§ Task to complete: Across the entries below, how many lines contain the string "Вариант"? Give only the count.

§ Data for this task:
--- Begin ---

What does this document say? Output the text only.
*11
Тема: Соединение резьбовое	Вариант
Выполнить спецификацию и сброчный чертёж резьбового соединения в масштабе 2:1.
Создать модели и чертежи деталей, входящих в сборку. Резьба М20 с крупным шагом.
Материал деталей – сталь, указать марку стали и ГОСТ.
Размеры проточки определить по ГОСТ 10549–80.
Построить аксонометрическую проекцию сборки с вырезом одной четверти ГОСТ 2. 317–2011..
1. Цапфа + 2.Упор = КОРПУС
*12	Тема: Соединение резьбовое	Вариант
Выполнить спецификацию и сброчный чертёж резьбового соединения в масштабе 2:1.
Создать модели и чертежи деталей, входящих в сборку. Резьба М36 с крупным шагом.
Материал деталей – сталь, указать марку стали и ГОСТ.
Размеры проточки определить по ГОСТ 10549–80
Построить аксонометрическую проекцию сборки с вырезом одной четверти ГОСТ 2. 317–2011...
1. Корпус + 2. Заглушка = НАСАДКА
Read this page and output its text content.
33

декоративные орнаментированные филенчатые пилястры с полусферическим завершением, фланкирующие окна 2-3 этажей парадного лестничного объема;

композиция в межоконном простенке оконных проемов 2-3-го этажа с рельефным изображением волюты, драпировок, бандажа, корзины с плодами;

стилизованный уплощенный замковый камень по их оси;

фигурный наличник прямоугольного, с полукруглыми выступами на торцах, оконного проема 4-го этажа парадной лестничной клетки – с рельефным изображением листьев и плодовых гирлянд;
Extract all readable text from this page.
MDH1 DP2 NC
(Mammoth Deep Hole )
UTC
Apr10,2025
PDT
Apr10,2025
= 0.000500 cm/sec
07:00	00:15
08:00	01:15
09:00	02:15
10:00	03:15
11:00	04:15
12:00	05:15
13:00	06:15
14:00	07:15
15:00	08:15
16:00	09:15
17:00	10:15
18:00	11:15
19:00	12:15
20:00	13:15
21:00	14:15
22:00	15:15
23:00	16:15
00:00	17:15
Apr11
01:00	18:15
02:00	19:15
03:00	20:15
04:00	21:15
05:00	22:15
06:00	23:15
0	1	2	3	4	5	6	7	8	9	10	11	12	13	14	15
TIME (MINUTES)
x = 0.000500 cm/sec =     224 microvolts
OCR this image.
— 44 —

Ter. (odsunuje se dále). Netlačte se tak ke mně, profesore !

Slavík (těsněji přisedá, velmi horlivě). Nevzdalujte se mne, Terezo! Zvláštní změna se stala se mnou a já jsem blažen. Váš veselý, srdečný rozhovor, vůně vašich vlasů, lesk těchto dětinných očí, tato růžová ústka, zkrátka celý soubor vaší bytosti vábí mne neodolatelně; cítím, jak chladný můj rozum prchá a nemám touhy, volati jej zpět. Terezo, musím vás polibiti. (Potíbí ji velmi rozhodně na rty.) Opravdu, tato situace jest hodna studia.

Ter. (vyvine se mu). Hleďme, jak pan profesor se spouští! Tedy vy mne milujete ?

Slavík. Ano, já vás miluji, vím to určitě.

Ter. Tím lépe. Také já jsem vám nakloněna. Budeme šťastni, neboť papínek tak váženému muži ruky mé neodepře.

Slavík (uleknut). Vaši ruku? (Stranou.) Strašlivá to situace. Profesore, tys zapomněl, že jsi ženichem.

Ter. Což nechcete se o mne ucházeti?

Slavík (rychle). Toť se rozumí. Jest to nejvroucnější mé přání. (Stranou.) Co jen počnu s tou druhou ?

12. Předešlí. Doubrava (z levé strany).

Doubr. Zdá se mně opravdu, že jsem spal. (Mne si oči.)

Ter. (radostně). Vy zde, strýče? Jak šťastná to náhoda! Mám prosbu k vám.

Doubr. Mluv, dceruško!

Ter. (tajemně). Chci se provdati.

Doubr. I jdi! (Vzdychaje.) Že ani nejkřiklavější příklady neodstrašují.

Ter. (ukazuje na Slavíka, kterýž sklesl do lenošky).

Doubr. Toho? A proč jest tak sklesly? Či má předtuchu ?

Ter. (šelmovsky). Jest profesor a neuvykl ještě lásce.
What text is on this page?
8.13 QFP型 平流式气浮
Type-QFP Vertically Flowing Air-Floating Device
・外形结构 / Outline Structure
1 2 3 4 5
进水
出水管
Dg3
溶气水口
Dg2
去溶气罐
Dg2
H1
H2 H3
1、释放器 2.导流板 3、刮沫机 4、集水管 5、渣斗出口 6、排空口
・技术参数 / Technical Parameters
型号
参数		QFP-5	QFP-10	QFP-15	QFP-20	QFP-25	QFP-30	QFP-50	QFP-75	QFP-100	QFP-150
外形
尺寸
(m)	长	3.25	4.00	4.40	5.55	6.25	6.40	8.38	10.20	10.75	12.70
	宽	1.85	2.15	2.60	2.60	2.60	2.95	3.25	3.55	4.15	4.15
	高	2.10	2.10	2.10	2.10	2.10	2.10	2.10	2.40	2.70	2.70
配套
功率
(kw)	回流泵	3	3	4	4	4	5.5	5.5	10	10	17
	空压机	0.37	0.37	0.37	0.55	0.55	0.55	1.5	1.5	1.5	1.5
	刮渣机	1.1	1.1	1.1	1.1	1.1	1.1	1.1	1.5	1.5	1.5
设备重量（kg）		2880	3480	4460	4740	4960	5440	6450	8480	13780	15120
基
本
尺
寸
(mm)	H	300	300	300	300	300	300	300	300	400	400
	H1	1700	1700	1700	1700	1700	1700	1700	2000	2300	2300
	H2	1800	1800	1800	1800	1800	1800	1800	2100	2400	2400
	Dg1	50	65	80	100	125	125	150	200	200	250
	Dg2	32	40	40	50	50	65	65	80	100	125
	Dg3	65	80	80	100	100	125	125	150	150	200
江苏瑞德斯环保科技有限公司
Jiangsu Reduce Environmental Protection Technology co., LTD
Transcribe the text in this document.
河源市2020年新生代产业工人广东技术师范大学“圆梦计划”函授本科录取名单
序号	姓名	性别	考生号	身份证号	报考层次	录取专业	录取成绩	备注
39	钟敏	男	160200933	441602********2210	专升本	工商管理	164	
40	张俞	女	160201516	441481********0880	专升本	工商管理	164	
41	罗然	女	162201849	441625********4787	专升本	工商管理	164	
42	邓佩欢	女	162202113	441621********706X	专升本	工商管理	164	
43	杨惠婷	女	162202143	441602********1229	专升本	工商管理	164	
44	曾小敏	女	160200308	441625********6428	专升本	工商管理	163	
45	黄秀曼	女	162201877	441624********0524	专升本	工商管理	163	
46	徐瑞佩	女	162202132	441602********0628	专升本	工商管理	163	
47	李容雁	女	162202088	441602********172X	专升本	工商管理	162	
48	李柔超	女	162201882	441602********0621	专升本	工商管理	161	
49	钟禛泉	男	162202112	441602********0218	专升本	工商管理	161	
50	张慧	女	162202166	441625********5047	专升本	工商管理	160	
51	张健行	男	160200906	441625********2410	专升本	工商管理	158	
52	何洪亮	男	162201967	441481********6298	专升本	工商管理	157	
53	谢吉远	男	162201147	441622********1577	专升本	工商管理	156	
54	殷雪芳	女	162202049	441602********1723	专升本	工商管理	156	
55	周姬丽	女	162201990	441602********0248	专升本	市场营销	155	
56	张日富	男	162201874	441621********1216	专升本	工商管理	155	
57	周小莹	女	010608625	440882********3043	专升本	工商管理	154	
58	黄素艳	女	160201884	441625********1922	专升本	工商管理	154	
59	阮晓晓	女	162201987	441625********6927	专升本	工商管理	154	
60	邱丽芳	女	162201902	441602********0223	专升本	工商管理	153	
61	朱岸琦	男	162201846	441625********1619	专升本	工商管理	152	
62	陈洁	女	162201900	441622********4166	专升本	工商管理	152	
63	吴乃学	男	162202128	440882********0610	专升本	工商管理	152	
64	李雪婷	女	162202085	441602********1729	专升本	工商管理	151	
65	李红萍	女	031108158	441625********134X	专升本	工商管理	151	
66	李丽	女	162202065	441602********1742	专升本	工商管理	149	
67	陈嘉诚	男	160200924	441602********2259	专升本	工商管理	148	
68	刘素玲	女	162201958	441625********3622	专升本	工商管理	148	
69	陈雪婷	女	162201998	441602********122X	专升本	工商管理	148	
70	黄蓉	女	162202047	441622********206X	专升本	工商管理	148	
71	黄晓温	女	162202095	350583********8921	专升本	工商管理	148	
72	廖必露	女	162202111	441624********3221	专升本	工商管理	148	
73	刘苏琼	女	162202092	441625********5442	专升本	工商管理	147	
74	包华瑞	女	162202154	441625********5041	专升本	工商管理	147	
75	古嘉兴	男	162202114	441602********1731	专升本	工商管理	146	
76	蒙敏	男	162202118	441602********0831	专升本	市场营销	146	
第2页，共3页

--- End ---

§ Exercise result: 2